**REQUIREMENT 1**
Return the lines of the records verbatim, starting at the first line of the records and ending at the line that contains "running-head: FJÆRFE OG", with both of those lines included.

**SOURCE DOCUMENT**
▶

A Python application that uses classical computer vision and machine learning to recognize and solve handwritten mathematical equations.
- Preprocesses images of handwritten equations using advanced computer vision techniques
- Implements HOG (Histogram of Oriented Gradients) and pixel intensity features
- Uses K-Nearest Neighbors (KNN) and Support Vector Machine (SVM) with RBF kernel for classification
- Segments and recognizes individual digits and operators with high accuracy
- Solves linear equations and arithmetic expressions
- Visualizes the recognition process
-
Clone this repository:
git clone <repository-url> cd handwritten-equation-solver
-
Install the required dependencies:
pip install -r requirements.txt
- Place your handwritten equation image in the project directory.

◀

Spatial annotation entries:
▶

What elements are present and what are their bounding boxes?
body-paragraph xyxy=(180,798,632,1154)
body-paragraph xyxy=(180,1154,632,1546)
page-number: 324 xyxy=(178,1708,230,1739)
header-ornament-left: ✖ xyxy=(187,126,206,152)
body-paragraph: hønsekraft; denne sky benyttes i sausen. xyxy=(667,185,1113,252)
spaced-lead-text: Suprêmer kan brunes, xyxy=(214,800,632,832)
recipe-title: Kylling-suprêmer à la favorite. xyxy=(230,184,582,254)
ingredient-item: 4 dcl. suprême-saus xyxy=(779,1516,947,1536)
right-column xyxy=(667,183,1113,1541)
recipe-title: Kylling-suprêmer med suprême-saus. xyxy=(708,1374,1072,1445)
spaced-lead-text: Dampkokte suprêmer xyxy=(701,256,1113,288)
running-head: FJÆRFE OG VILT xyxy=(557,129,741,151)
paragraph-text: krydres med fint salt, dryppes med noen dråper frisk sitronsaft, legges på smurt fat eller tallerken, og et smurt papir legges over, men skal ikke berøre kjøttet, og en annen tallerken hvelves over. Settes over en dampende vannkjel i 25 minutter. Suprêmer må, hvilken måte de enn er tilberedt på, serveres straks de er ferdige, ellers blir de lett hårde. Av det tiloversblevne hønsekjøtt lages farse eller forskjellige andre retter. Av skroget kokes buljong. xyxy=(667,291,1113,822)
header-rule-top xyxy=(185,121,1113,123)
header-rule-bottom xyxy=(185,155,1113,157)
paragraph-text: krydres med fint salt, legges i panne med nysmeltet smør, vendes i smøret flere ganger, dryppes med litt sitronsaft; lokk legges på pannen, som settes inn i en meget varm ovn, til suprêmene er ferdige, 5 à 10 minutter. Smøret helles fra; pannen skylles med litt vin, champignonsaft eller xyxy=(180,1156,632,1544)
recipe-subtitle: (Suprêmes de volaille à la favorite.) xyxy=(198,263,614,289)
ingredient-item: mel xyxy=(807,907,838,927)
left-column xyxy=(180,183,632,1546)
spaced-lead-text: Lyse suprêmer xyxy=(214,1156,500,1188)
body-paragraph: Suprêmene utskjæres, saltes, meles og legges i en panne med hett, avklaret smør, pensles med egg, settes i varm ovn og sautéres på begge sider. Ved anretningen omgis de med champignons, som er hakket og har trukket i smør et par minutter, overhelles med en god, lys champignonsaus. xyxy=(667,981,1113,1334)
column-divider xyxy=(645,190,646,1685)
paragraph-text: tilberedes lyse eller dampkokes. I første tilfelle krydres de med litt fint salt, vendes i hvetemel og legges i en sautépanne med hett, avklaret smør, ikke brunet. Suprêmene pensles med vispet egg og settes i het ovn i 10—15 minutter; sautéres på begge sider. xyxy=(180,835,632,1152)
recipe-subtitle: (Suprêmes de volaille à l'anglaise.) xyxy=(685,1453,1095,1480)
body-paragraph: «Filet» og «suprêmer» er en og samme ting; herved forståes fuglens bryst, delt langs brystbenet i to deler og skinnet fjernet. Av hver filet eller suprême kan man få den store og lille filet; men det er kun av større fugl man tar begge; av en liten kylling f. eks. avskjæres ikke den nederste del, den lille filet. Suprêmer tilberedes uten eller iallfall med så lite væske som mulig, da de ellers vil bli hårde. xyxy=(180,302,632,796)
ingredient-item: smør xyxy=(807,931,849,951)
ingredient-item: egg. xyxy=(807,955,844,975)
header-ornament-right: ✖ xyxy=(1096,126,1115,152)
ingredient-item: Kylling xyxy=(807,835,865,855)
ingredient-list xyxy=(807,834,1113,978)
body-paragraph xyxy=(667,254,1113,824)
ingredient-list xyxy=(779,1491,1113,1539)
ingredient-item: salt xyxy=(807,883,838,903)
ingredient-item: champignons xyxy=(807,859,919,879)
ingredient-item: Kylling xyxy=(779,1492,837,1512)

◀

**REQUIREMENT 2**
According to the handwritten equation solver description, which kernel does the Support Vector Machine use for classification?

**FINISHED ANSWER 1**
What elements are present and what are their bounding boxes?
body-paragraph xyxy=(180,798,632,1154)
body-paragraph xyxy=(180,1154,632,1546)
page-number: 324 xyxy=(178,1708,230,1739)
header-ornament-left: ✖ xyxy=(187,126,206,152)
body-paragraph: hønsekraft; denne sky benyttes i sausen. xyxy=(667,185,1113,252)
spaced-lead-text: Suprêmer kan brunes, xyxy=(214,800,632,832)
recipe-title: Kylling-suprêmer à la favorite. xyxy=(230,184,582,254)
ingredient-item: 4 dcl. suprême-saus xyxy=(779,1516,947,1536)
right-column xyxy=(667,183,1113,1541)
recipe-title: Kylling-suprêmer med suprême-saus. xyxy=(708,1374,1072,1445)
spaced-lead-text: Dampkokte suprêmer xyxy=(701,256,1113,288)
running-head: FJÆRFE OG VILT xyxy=(557,129,741,151)

**FINISHED ANSWER 2**
It uses an RBF kernel.